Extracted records
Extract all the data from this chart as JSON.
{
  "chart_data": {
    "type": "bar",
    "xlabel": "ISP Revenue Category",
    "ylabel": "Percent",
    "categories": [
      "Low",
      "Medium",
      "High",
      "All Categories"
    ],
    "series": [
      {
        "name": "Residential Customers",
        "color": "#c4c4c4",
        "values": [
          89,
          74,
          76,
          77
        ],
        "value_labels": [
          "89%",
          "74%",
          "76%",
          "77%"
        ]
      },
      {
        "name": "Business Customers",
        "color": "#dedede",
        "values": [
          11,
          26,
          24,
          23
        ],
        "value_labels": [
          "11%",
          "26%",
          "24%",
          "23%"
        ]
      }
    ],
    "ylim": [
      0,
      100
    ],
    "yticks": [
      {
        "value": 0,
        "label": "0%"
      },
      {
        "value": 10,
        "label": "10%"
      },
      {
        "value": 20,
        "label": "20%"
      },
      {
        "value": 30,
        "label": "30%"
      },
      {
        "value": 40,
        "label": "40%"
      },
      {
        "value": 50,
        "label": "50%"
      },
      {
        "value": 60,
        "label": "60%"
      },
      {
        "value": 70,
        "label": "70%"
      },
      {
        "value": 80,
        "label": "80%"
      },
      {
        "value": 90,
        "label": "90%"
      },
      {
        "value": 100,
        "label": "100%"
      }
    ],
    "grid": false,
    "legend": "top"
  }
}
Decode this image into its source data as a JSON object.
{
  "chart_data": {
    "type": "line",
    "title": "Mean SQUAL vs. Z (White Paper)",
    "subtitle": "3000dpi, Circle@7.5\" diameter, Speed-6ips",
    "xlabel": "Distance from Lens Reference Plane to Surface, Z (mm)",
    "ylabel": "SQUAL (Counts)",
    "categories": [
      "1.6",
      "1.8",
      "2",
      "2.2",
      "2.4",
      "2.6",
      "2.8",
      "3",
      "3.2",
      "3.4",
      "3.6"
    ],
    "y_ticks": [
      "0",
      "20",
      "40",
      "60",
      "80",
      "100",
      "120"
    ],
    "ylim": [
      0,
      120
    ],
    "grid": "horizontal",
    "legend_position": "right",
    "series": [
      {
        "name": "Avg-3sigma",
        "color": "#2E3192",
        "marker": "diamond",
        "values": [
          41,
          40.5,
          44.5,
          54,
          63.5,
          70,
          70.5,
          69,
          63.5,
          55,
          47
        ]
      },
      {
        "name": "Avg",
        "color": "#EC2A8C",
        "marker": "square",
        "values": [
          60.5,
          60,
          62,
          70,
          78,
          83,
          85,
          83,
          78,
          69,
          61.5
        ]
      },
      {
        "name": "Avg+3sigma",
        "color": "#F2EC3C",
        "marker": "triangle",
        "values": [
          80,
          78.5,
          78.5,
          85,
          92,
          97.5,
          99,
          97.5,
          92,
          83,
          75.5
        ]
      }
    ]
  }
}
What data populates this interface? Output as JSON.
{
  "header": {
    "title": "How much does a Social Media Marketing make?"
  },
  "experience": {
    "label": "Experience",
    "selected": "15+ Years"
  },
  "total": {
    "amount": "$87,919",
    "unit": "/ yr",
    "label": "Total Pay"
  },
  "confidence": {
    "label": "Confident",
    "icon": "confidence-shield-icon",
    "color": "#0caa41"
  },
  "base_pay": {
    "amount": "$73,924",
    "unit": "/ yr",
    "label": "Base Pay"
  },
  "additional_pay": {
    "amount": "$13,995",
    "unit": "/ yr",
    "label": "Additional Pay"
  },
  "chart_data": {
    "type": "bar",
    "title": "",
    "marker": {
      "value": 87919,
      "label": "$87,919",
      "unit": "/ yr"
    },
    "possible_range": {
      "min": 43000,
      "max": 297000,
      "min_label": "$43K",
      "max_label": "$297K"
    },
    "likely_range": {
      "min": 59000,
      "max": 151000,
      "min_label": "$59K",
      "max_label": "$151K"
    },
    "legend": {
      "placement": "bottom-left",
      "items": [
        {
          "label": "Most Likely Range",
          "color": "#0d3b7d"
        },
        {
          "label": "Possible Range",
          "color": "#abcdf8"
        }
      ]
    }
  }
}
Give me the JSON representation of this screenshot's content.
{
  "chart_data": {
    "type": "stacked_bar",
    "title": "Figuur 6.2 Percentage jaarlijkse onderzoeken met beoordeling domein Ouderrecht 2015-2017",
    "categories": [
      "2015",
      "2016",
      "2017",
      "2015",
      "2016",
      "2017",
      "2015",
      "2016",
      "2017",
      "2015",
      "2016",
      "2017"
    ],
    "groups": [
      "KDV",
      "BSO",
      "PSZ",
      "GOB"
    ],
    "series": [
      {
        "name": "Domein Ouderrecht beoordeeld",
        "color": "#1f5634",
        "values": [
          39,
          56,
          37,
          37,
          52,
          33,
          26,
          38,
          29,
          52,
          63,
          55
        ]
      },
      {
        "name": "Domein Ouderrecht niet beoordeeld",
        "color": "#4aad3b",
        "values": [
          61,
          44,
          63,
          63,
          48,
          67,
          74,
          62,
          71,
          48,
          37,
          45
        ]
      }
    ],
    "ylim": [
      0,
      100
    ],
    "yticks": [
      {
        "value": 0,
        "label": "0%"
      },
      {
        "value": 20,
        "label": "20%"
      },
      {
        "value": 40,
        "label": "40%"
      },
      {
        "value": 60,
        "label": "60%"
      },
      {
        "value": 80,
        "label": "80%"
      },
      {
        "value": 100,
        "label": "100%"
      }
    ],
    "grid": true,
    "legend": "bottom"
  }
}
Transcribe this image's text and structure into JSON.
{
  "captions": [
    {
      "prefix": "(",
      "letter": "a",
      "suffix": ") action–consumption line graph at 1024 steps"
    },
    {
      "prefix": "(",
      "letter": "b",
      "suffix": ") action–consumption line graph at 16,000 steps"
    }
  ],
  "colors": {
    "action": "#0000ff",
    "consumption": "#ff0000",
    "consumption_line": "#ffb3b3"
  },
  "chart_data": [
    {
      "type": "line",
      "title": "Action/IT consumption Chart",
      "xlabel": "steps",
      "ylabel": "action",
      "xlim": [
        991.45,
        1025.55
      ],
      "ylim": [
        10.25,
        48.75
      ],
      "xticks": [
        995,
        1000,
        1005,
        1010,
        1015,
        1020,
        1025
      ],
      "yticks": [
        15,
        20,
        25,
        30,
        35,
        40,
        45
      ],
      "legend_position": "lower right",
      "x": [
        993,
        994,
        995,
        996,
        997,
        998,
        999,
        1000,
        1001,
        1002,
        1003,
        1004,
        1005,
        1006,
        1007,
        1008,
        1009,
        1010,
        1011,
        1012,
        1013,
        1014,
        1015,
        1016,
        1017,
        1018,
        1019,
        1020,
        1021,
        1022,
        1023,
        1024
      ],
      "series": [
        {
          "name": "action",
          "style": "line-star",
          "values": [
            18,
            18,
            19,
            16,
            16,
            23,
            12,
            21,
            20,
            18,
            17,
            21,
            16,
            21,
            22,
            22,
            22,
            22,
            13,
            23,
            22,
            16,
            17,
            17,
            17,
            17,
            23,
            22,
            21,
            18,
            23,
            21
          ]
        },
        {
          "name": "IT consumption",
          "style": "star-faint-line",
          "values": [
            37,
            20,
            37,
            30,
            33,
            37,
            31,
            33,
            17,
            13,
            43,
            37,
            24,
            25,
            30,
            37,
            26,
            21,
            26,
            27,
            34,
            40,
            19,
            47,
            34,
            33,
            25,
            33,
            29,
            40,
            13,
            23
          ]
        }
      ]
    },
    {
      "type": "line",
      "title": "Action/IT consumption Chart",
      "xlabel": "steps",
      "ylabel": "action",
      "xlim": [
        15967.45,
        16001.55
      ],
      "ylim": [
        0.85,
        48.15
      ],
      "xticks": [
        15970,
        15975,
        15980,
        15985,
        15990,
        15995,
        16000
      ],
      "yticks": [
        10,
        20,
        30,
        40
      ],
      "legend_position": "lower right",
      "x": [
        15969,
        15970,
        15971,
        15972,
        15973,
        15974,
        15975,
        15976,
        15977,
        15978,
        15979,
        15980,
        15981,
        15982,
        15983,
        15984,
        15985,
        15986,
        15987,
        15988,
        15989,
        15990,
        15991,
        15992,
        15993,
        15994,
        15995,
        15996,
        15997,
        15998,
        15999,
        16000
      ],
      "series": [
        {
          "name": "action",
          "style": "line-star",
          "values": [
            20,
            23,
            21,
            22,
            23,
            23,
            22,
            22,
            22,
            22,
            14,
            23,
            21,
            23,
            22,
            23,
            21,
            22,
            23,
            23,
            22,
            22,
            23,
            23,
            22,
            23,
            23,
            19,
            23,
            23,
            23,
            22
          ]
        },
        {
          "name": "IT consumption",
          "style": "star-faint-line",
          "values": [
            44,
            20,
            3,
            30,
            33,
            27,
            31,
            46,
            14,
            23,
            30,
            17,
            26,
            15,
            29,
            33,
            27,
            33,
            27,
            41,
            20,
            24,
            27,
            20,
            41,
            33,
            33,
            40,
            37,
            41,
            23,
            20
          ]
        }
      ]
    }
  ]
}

## WHAT IS BEING ASKED
Gather every line from the listing above in which "into" appears, and copy those lines.

## SOLUTION
Decode this image into its source data as a JSON object.
Transcribe this image's text and structure into JSON.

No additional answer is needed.